TASK DETAILS:
Wherever "University" appears in a line, copy that line.

TASK INPUTS:

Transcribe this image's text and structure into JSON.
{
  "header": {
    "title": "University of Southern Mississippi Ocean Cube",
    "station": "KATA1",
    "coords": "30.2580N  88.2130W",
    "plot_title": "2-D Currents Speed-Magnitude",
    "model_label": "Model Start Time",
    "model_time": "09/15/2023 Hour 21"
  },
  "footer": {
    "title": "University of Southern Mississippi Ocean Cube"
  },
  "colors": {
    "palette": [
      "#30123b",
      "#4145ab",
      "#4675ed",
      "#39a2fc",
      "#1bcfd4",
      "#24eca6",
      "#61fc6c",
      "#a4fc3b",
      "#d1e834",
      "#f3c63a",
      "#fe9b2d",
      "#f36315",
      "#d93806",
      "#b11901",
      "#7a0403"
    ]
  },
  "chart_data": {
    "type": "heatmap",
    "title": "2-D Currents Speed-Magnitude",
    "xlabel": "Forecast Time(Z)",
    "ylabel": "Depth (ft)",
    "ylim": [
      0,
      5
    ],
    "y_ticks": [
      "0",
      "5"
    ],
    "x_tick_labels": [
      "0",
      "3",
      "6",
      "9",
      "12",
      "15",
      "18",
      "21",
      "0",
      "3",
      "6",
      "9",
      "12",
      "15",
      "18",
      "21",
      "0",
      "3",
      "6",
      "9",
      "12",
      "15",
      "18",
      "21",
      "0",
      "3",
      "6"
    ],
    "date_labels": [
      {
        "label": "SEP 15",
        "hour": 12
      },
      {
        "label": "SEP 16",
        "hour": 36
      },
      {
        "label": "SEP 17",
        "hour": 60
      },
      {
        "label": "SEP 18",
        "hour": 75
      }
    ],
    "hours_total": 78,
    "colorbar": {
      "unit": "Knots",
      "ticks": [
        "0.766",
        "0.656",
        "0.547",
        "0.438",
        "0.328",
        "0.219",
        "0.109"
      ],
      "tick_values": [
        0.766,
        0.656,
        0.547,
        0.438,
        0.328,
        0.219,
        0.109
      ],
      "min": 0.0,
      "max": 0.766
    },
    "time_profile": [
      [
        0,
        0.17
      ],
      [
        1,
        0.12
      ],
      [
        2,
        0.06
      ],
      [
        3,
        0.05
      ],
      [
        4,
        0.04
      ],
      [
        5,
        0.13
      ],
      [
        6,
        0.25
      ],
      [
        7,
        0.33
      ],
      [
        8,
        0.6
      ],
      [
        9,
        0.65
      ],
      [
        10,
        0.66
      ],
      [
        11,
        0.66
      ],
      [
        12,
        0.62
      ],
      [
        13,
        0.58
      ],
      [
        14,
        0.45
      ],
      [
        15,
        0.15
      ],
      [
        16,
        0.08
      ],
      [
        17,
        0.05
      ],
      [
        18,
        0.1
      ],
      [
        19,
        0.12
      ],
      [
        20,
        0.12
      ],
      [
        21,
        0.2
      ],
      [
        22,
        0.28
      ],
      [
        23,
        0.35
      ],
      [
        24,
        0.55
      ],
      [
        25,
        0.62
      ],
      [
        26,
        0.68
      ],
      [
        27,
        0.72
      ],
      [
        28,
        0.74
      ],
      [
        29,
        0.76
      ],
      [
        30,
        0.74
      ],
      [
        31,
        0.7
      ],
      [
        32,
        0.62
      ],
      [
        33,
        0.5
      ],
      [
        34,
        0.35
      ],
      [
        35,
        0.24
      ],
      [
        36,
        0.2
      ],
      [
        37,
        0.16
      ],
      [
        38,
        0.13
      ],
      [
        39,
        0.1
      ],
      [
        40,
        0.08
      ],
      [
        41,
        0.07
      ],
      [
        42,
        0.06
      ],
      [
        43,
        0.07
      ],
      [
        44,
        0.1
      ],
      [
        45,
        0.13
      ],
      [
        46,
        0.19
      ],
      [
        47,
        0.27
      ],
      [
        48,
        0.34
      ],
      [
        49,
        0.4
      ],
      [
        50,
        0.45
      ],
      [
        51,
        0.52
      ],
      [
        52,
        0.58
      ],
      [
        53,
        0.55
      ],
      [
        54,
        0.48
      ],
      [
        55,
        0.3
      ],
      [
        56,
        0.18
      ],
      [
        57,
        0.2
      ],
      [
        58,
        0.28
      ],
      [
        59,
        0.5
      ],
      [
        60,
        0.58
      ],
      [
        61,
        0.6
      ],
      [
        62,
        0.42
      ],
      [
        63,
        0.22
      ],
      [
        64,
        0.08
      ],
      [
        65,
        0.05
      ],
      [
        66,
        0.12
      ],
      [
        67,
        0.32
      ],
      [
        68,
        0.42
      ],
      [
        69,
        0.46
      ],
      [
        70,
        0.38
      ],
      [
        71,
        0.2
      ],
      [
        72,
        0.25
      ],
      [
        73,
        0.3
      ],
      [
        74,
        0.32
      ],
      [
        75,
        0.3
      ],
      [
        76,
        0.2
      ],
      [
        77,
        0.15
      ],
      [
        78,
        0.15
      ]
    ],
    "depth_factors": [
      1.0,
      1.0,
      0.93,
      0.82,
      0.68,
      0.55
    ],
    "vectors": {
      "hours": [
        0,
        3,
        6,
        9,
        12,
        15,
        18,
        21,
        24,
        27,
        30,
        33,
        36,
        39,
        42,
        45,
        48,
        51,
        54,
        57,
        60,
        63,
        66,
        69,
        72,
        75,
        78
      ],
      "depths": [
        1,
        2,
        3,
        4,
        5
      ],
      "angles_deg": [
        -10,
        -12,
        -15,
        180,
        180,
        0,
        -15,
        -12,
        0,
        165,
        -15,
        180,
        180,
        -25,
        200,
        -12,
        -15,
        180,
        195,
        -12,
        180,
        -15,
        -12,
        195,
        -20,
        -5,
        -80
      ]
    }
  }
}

WRITTEN RESPONSE:
    "title": "University of Southern Mississippi Ocean Cube",
    "title": "University of Southern Mississippi Ocean Cube"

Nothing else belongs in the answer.